DIRECTION:
Using the data beneath, show every line that includes the word "victimes".

>> start

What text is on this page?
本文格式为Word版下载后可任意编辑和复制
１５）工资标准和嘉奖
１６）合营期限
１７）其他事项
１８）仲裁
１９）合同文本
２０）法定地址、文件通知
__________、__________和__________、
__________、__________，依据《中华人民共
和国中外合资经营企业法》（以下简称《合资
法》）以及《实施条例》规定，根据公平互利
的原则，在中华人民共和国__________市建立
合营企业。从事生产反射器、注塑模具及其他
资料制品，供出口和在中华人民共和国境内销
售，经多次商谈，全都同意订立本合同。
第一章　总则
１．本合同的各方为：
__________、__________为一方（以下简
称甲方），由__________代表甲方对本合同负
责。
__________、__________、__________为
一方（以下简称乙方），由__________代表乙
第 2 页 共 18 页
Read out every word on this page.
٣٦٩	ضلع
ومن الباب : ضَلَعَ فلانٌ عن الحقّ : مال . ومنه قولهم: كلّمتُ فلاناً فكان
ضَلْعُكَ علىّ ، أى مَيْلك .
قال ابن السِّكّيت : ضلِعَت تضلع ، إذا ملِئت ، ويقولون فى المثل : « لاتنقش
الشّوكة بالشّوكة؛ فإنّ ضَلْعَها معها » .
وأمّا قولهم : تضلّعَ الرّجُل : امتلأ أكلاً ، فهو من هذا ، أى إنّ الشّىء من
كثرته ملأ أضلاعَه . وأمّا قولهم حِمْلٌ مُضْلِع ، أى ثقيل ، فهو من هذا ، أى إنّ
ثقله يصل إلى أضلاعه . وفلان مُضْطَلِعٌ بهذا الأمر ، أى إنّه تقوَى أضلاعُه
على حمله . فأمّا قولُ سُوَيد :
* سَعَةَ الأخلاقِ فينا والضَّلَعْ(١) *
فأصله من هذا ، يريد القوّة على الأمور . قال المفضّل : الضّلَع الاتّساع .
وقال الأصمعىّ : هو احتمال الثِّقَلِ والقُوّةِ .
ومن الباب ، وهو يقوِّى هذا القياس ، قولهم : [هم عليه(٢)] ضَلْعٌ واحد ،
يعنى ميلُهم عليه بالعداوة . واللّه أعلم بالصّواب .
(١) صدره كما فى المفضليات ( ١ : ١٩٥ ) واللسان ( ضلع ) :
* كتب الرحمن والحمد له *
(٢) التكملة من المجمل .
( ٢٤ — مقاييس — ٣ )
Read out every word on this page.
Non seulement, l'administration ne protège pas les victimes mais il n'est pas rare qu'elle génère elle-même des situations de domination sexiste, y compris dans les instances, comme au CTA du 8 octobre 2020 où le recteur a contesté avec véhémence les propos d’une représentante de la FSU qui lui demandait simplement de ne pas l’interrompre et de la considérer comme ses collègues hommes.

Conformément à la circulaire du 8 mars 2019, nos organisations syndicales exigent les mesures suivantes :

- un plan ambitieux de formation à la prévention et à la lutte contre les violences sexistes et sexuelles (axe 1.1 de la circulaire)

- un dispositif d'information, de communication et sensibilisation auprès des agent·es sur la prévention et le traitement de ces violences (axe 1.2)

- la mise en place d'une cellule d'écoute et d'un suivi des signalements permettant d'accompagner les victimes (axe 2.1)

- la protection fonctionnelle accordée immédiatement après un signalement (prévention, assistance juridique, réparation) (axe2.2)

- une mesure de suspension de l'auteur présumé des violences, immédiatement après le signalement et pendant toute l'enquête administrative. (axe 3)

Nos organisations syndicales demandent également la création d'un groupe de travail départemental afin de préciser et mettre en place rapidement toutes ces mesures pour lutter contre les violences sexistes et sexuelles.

>> end

ANSWER TO THIS TASK:
Non seulement, l'administration ne protège pas les victimes mais il n'est pas rare qu'elle génère elle-même des situations de domination sexiste, y compris dans les instances, comme au CTA du 8 octobre 2020 où le recteur a contesté avec véhémence les propos d’une représentante de la FSU qui lui demandait simplement de ne pas l’interrompre et de la considérer comme ses collègues hommes.
- la mise en place d'une cellule d'écoute et d'un suivi des signalements permettant d'accompagner les victimes (axe 2.1)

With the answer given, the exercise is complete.